Istruzioni e requisiti
Per favore, modifica il brano su Starobinski e la poesia di guerra riscrivendo la parte che comincia con "Durante la stesura" e prosegue fino a "aspirazioni assolute dell’uomo.". Sostituisci "romanziere" con "narratore".

Testo di lettura
........
Durante la stesura de La poésie et la guerre (Chroniques
1942-1944)1 il ventenne Jean Starobinski leggeva,
oltre a Kierkegaard, Stendhal; del romanziere egli pubblicava,
nel 1943, un’antologia per la collana «Le cri de la
France» delle edizioni LUF di Friburgo. E non fu forse un
caso che il giovane chroniqueur maturasse all’epoca una
convinzione: «la vraie poésie intériorise l’histoire». Poiché
l’azione non soddisfa appieno le esigenze dello spirito,
è necessario infatti che le tragiche contingenze della
storia debbano confrontarsi con le aspirazioni assolute dell’uomo.
Per questo Starobinski ascoltava, dalle silenti e
pacifiche rive del lago Lemano – da quella Svizzera romanza
che dette i natali anche al ‘solitario’ Rousseau durante
la frenesia civilizzatrice dell’epoca dei Lumi –
levarsi la voce dei poeti militanti e prigionieri; dei cosiddetti
«poètes de l’événement»: Jouve, Emmanuel, Tardieu,
Loys Masson. La sua posizione, di distanza geografica e
critica, assurge a paradigma della necessità di una trasfigurazione
dell’evento: l’eccessiva adesione provoca, come
Starobinski precisa nelle Chroniques, perdita della coscienza
degli eventi stessi, e perdita della dignità dell’uomo.
........
Sezione dati
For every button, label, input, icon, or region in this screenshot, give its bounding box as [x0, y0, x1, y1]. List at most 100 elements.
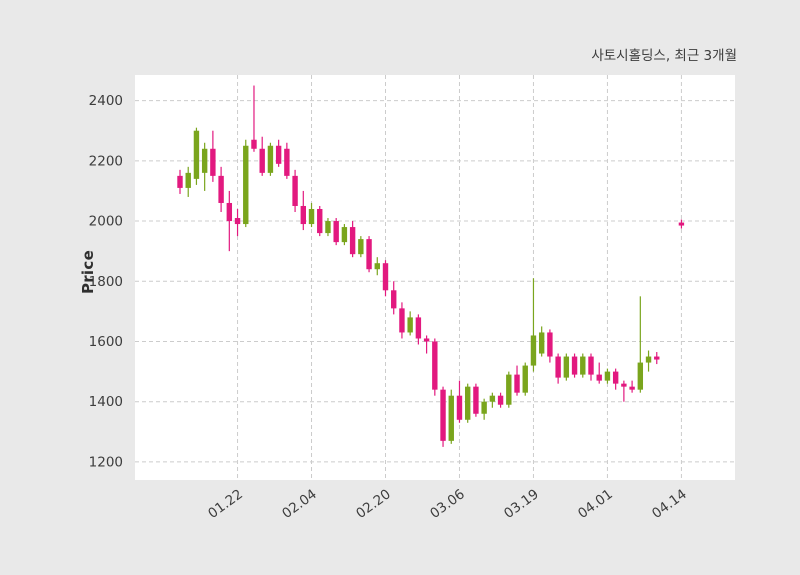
........
Risposta
Durante la stesura de La poésie et la guerre (Chroniques
1942-1944)1 il ventenne Jean Starobinski leggeva,
oltre a Kierkegaard, Stendhal; del narratore egli pubblicava,
nel 1943, un’antologia per la collana «Le cri de la
France» delle edizioni LUF di Friburgo. E non fu forse un
caso che il giovane chroniqueur maturasse all’epoca una
convinzione: «la vraie poésie intériorise l’histoire». Poiché
l’azione non soddisfa appieno le esigenze dello spirito,
è necessario infatti che le tragiche contingenze della
storia debbano confrontarsi con le aspirazioni assolute dell’uomo.